## Task
In the copy, include every entry exactly but none of the pictures.

## Material for this task
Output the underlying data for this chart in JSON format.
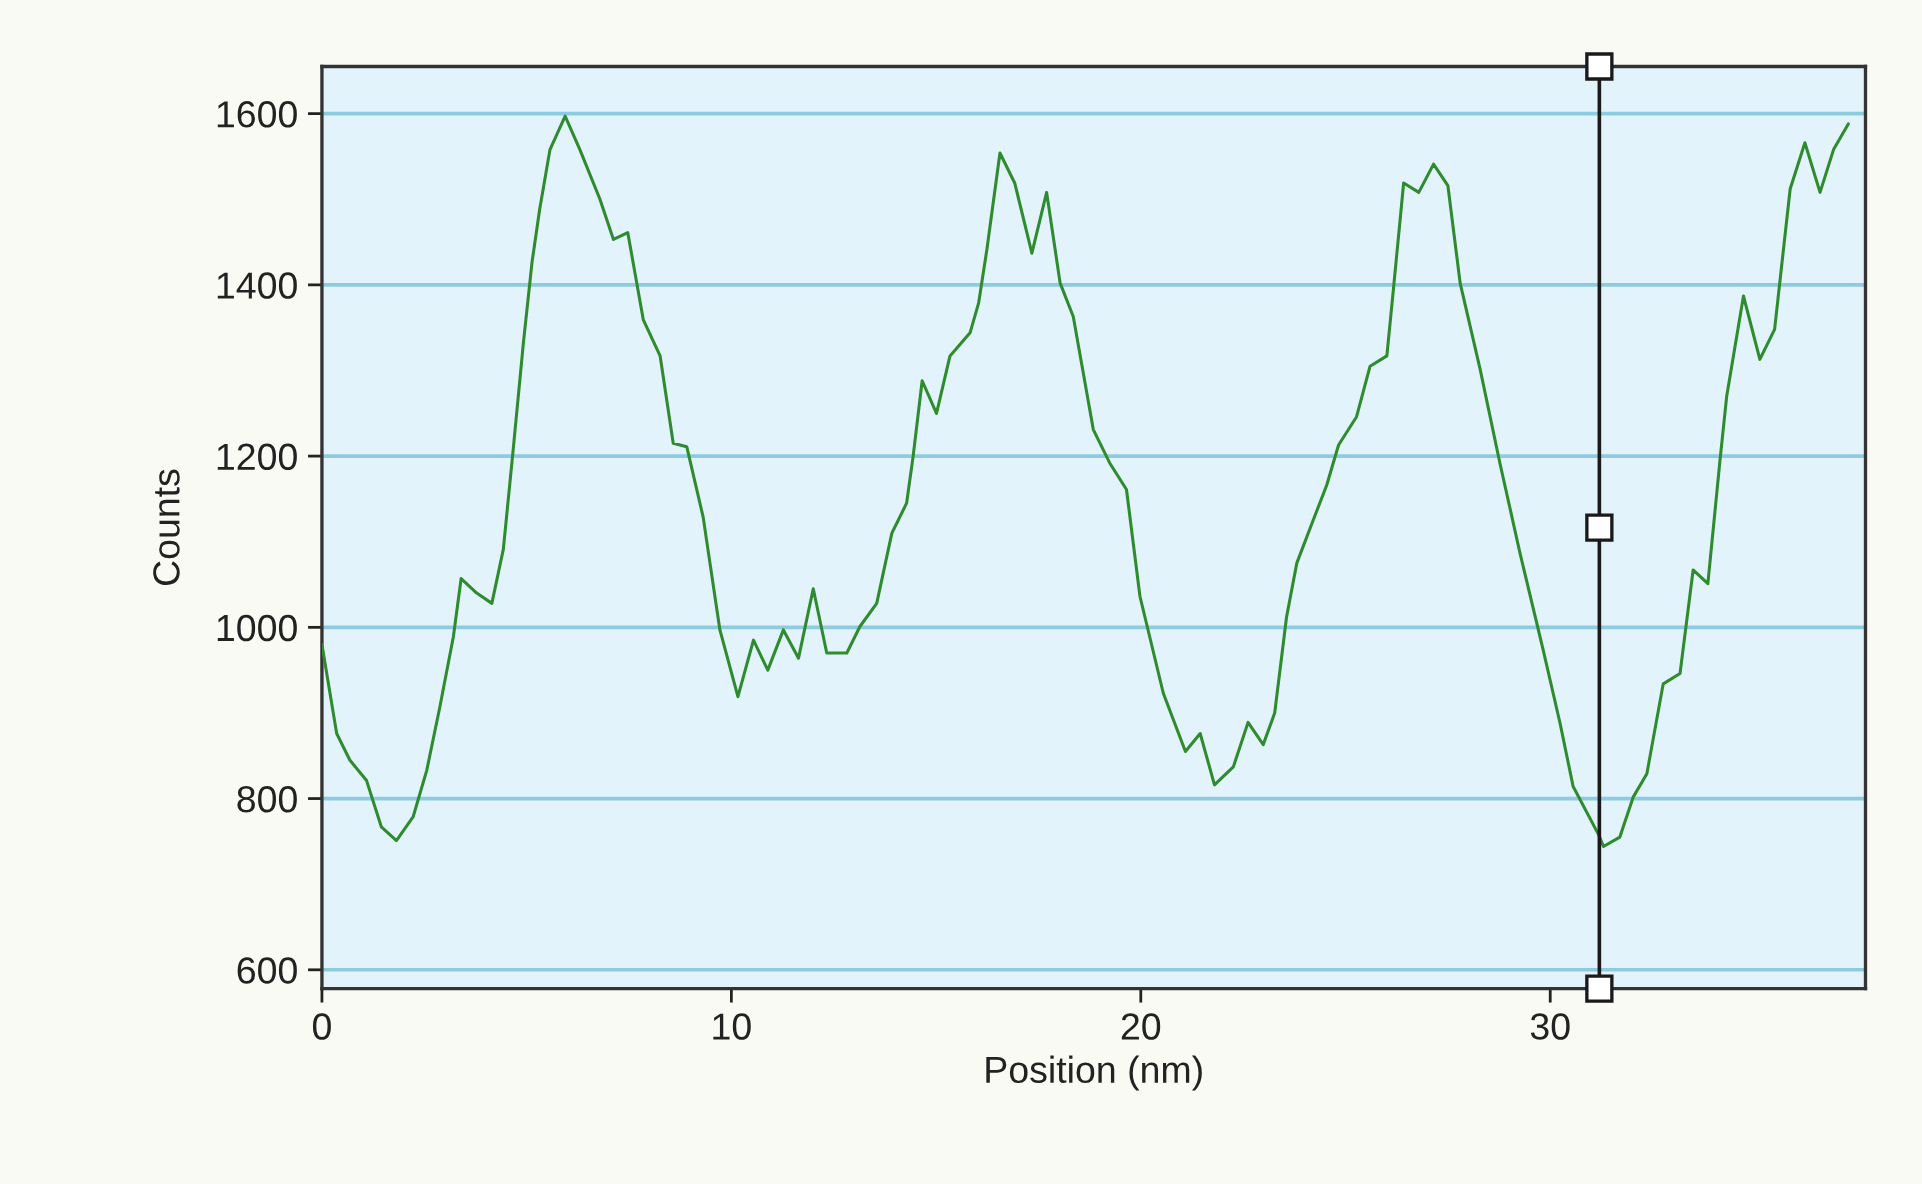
{
  "chart_data": {
    "type": "line",
    "xlabel": "Position (nm)",
    "ylabel": "Counts",
    "x": [
      0,
      0.36,
      0.68,
      1.09,
      1.45,
      1.82,
      2.23,
      2.56,
      2.88,
      3.21,
      3.4,
      3.78,
      4.15,
      4.43,
      4.67,
      4.92,
      5.13,
      5.32,
      5.57,
      5.94,
      6.3,
      6.79,
      7.12,
      7.47,
      7.85,
      8.26,
      8.58,
      8.91,
      9.31,
      9.72,
      10.16,
      10.54,
      10.89,
      11.27,
      11.64,
      12.0,
      12.33,
      12.82,
      13.14,
      13.55,
      13.92,
      14.28,
      14.44,
      14.66,
      15.01,
      15.34,
      15.83,
      16.04,
      16.24,
      16.56,
      16.92,
      17.34,
      17.7,
      18.03,
      18.35,
      18.84,
      19.24,
      19.65,
      19.98,
      20.55,
      21.09,
      21.45,
      21.8,
      22.26,
      22.62,
      22.99,
      23.27,
      23.56,
      23.81,
      24.21,
      24.54,
      24.83,
      25.27,
      25.6,
      26.01,
      26.17,
      26.42,
      26.79,
      27.15,
      27.5,
      27.8,
      28.29,
      28.77,
      29.26,
      29.83,
      30.24,
      30.56,
      31.19,
      31.3,
      31.7,
      32.03,
      32.36,
      32.76,
      33.17,
      33.49,
      33.85,
      34.14,
      34.31,
      34.72,
      35.12,
      35.48,
      35.86,
      36.22,
      36.59,
      36.92,
      37.28
    ],
    "series": [
      {
        "color": "#2e8b2e",
        "values": [
          980,
          876,
          845,
          821,
          767,
          751,
          779,
          833,
          907,
          989,
          1057,
          1040,
          1028,
          1091,
          1207,
          1332,
          1426,
          1489,
          1558,
          1597,
          1558,
          1500,
          1453,
          1461,
          1359,
          1317,
          1215,
          1211,
          1129,
          997,
          919,
          985,
          950,
          997,
          964,
          1045,
          970,
          970,
          1001,
          1028,
          1110,
          1145,
          1200,
          1288,
          1250,
          1317,
          1344,
          1379,
          1441,
          1554,
          1519,
          1437,
          1508,
          1402,
          1363,
          1231,
          1192,
          1161,
          1036,
          923,
          855,
          876,
          816,
          837,
          889,
          863,
          900,
          1012,
          1075,
          1125,
          1166,
          1213,
          1246,
          1305,
          1317,
          1395,
          1519,
          1508,
          1541,
          1516,
          1402,
          1301,
          1192,
          1087,
          973,
          888,
          814,
          757,
          744,
          755,
          802,
          829,
          934,
          946,
          1067,
          1051,
          1192,
          1270,
          1387,
          1313,
          1348,
          1512,
          1566,
          1508,
          1558,
          1588
        ]
      }
    ],
    "xlim": [
      0,
      37.7
    ],
    "ylim": [
      578,
      1655
    ],
    "xticks": [
      0,
      10,
      20,
      30
    ],
    "yticks": [
      600,
      800,
      1000,
      1200,
      1400,
      1600
    ],
    "grid": "y",
    "line_style": "solid",
    "ref_lines": [
      {
        "axis": "x",
        "value": 31.2,
        "color": "#1a1a1a"
      }
    ]
  }
}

## Answer to the task
Output the underlying data for this chart in JSON format.
{
  "chart_data": {
    "type": "line",
    "xlabel": "Position (nm)",
    "ylabel": "Counts",
    "x": [
      0,
      0.36,
      0.68,
      1.09,
      1.45,
      1.82,
      2.23,
      2.56,
      2.88,
      3.21,
      3.4,
      3.78,
      4.15,
      4.43,
      4.67,
      4.92,
      5.13,
      5.32,
      5.57,
      5.94,
      6.3,
      6.79,
      7.12,
      7.47,
      7.85,
      8.26,
      8.58,
      8.91,
      9.31,
      9.72,
      10.16,
      10.54,
      10.89,
      11.27,
      11.64,
      12.0,
      12.33,
      12.82,
      13.14,
      13.55,
      13.92,
      14.28,
      14.44,
      14.66,
      15.01,
      15.34,
      15.83,
      16.04,
      16.24,
      16.56,
      16.92,
      17.34,
      17.7,
      18.03,
      18.35,
      18.84,
      19.24,
      19.65,
      19.98,
      20.55,
      21.09,
      21.45,
      21.8,
      22.26,
      22.62,
      22.99,
      23.27,
      23.56,
      23.81,
      24.21,
      24.54,
      24.83,
      25.27,
      25.6,
      26.01,
      26.17,
      26.42,
      26.79,
      27.15,
      27.5,
      27.8,
      28.29,
      28.77,
      29.26,
      29.83,
      30.24,
      30.56,
      31.19,
      31.3,
      31.7,
      32.03,
      32.36,
      32.76,
      33.17,
      33.49,
      33.85,
      34.14,
      34.31,
      34.72,
      35.12,
      35.48,
      35.86,
      36.22,
      36.59,
      36.92,
      37.28
    ],
    "series": [
      {
        "color": "#2e8b2e",
        "values": [
          980,
          876,
          845,
          821,
          767,
          751,
          779,
          833,
          907,
          989,
          1057,
          1040,
          1028,
          1091,
          1207,
          1332,
          1426,
          1489,
          1558,
          1597,
          1558,
          1500,
          1453,
          1461,
          1359,
          1317,
          1215,
          1211,
          1129,
          997,
          919,
          985,
          950,
          997,
          964,
          1045,
          970,
          970,
          1001,
          1028,
          1110,
          1145,
          1200,
          1288,
          1250,
          1317,
          1344,
          1379,
          1441,
          1554,
          1519,
          1437,
          1508,
          1402,
          1363,
          1231,
          1192,
          1161,
          1036,
          923,
          855,
          876,
          816,
          837,
          889,
          863,
          900,
          1012,
          1075,
          1125,
          1166,
          1213,
          1246,
          1305,
          1317,
          1395,
          1519,
          1508,
          1541,
          1516,
          1402,
          1301,
          1192,
          1087,
          973,
          888,
          814,
          757,
          744,
          755,
          802,
          829,
          934,
          946,
          1067,
          1051,
          1192,
          1270,
          1387,
          1313,
          1348,
          1512,
          1566,
          1508,
          1558,
          1588
        ]
      }
    ],
    "xlim": [
      0,
      37.7
    ],
    "ylim": [
      578,
      1655
    ],
    "xticks": [
      0,
      10,
      20,
      30
    ],
    "yticks": [
      600,
      800,
      1000,
      1200,
      1400,
      1600
    ],
    "grid": "y",
    "line_style": "solid",
    "ref_lines": [
      {
        "axis": "x",
        "value": 31.2,
        "color": "#1a1a1a"
      }
    ]
  }
}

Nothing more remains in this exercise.